Selection:
____________________

Will: Well, that's what I'm trying to clarify. The Independent State Legislature doctrine holds that the state legislature is independent of state law. The idea is, they are specially delegated power by the federal elections clause. They have this federal function and they're independent and the court rejects that. Court says, "No, state legislatures are not independent of state law. They act pursuant to the state constitution." Now, what the court says is that said, it is still the legislature that has to act, not somebody else.
Dan: Yeah.
Will: And so, we do have to keep an eye. It's the non-Independent State Legislature doctrine. It's just the state legislature doctrine.
Dan: They don't even go as far as the kind of Baude-McConnell view. Well, you said the courts can never draft the districts, right?
Will: I think the core thing they say is very much consistent with the core point we make, which is, we called it, I still recommend this name, the constitutional state legislature doctrine. So, state legislatures are constrained by their constitution, but it is still the legislature. So, there's nothing fishy about engaging in ordinary judicial review to make sure the state constitution is complying is concerning state legislature, but at some point, some kinds of decisions could involve the state court usurping the legislature's functions.
One of the things we said in that article, which is not cited by the court and presumably not read by the court, and it's opinion by the Chief Justice. So, it of course, does not cite our article. One of the things that we said is one example of that would be, if a state court decision was so wrong that the only real interpretation is that they're usurping the state legislature's function and the court reserves that possibility and analogizes it to these other areas of law we've talked about, like criminal law, where the state courts change criminal law so much that we say it's actually an ex post facto law taking clause, Due Process Clause, etc.
Now, we also said in our article that another example of violating this principle would be if the state court were to draw their own maps. The court says in a footnote, there's some additional questions about the remedial maps here that we don't have to get into in light of the procedural posture of the case. So, I think it is officially reserved whether or not the other implication of the Baude-McConnell thesis is correct. But if you read the opinion, it's obvious that we're correct. The court says is, "State courts can engage in ordinary judicial review." And what we said in our article was exactly that. Like, "If state courts decide something is unconstitutional, they can engage in ordinary favorability analysis to figure out what to do instead, but they can't do something not ordinary." Just like in a normal judicial review case when the statute is unconstitutional, the court doesn't just say, "All right, you have a year to draft a new statute. If you don't, we're going to draft one." There's just some severability principle they apply. I think that's very much where the court would go in a maps case but they don't say that.

____________________

Recorded data:
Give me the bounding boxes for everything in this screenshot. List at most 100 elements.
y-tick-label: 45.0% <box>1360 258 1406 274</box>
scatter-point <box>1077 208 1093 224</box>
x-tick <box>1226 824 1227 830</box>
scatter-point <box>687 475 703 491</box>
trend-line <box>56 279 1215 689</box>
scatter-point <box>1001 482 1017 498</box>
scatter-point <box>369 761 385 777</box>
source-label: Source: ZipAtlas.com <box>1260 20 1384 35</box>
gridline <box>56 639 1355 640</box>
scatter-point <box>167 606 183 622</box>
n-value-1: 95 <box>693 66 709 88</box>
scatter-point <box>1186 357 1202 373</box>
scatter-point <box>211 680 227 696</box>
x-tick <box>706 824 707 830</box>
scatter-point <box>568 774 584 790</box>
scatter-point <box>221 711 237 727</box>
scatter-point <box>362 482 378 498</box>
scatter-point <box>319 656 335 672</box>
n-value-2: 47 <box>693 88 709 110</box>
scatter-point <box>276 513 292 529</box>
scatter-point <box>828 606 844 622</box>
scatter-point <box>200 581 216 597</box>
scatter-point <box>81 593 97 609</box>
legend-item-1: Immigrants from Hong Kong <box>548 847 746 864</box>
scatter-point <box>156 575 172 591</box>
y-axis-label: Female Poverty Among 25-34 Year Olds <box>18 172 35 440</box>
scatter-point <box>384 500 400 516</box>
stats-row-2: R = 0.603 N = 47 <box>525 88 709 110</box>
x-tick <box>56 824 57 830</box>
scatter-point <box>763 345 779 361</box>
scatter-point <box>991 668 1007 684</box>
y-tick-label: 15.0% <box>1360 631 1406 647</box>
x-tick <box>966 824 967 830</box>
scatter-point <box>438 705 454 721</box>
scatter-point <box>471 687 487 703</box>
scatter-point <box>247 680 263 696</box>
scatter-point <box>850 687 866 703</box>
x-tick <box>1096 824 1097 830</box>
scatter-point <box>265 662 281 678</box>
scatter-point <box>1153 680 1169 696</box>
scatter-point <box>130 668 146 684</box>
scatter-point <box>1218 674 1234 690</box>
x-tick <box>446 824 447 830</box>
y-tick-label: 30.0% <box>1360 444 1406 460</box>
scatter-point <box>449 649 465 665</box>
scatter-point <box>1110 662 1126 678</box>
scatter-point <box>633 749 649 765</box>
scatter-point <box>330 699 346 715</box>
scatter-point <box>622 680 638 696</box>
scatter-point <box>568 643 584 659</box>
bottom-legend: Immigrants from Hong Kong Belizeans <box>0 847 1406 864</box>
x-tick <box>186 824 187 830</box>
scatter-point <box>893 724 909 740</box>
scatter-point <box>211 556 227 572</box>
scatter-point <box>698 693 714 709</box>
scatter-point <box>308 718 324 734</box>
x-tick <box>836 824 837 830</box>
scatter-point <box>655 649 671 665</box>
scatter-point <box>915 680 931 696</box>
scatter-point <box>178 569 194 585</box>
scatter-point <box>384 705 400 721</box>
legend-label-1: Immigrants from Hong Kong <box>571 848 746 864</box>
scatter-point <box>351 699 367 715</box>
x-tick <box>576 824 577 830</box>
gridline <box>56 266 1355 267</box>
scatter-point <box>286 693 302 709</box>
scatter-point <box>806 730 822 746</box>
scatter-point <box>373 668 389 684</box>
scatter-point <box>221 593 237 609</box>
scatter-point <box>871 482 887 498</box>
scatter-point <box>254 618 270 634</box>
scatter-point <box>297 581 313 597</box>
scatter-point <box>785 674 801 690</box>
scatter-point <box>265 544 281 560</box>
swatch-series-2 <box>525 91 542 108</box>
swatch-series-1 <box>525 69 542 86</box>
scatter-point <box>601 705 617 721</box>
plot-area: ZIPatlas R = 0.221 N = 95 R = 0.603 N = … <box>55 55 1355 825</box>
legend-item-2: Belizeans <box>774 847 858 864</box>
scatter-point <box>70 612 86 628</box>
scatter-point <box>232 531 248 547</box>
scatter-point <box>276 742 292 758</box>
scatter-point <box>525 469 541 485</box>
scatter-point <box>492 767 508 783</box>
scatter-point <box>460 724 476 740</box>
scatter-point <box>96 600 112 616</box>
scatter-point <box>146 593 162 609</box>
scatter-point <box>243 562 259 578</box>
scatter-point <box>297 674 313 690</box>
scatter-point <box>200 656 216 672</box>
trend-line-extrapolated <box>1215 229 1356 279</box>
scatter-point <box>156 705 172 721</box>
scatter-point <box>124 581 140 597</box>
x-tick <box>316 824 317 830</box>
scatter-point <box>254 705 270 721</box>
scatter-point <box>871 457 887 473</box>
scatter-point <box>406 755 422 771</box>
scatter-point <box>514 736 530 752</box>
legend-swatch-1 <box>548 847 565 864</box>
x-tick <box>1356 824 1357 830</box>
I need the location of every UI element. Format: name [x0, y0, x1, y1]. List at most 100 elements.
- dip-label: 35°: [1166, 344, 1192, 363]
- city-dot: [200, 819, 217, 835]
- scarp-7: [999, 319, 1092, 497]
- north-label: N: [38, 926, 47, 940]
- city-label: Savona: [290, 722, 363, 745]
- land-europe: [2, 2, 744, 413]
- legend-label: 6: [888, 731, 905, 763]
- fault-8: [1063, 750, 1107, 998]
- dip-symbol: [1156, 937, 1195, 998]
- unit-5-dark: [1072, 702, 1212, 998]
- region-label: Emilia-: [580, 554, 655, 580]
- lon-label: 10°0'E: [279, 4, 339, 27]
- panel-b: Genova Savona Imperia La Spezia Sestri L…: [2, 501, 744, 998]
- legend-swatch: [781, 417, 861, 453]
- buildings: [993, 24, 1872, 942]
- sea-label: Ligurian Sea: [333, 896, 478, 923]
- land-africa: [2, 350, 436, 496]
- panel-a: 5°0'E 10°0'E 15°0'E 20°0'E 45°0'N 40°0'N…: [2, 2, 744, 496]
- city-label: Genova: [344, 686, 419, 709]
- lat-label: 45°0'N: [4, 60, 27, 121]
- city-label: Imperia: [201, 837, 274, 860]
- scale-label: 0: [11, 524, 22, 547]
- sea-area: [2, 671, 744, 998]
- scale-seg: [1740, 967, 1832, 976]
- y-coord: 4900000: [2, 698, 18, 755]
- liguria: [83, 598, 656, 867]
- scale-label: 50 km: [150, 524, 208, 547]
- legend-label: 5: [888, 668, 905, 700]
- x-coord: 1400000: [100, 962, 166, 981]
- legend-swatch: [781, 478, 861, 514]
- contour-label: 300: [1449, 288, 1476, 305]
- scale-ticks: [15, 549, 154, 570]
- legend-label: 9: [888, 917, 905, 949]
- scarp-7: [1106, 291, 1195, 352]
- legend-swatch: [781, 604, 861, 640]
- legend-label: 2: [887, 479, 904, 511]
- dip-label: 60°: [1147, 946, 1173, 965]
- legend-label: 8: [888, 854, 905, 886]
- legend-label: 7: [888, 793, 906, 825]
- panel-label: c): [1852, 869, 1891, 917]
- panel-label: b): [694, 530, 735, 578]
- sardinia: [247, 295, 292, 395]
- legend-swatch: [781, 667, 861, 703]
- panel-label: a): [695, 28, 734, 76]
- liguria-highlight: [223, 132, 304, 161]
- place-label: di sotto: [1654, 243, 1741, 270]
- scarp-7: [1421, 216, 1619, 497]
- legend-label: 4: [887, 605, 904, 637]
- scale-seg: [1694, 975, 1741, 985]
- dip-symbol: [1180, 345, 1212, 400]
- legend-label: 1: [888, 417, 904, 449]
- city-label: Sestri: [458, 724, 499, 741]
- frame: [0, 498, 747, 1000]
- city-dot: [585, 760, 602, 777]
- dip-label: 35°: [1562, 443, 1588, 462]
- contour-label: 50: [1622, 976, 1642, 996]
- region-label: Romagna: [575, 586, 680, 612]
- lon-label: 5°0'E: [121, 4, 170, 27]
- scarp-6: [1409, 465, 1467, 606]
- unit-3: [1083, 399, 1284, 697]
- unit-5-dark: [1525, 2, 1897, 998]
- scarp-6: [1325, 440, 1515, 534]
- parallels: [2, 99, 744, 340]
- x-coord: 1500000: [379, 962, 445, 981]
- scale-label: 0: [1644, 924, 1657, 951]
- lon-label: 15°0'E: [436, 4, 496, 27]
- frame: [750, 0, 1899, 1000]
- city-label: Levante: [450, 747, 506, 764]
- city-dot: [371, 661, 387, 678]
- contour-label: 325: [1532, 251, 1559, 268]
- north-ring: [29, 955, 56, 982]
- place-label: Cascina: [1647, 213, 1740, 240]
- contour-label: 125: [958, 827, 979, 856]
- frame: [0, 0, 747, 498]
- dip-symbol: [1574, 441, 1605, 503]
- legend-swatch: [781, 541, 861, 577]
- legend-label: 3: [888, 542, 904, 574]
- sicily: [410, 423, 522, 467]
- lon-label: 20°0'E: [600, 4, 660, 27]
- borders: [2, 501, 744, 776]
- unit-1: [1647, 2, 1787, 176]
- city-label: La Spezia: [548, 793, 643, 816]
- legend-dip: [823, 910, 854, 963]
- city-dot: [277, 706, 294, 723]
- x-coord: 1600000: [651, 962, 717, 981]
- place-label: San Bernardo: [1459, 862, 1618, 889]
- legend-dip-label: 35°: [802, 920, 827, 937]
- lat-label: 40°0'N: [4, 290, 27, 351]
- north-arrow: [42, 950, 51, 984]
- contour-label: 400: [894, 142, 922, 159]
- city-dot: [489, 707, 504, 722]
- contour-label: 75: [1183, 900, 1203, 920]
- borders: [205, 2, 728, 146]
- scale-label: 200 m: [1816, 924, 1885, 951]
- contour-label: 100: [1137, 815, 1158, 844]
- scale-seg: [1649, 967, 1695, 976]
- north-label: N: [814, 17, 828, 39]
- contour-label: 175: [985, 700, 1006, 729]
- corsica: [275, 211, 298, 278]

____________________

Task objective:
Please reproduce the passage of the Independent State Legislature discussion from "Will: And so, we" up to and including "the districts, right?".

Reply to the task:
Will: And so, we do have to keep an eye. It's the non-Independent State Legislature doctrine. It's just the state legislature doctrine.
Dan: They don't even go as far as the kind of Baude-McConnell view. Well, you said the courts can never draft the districts, right?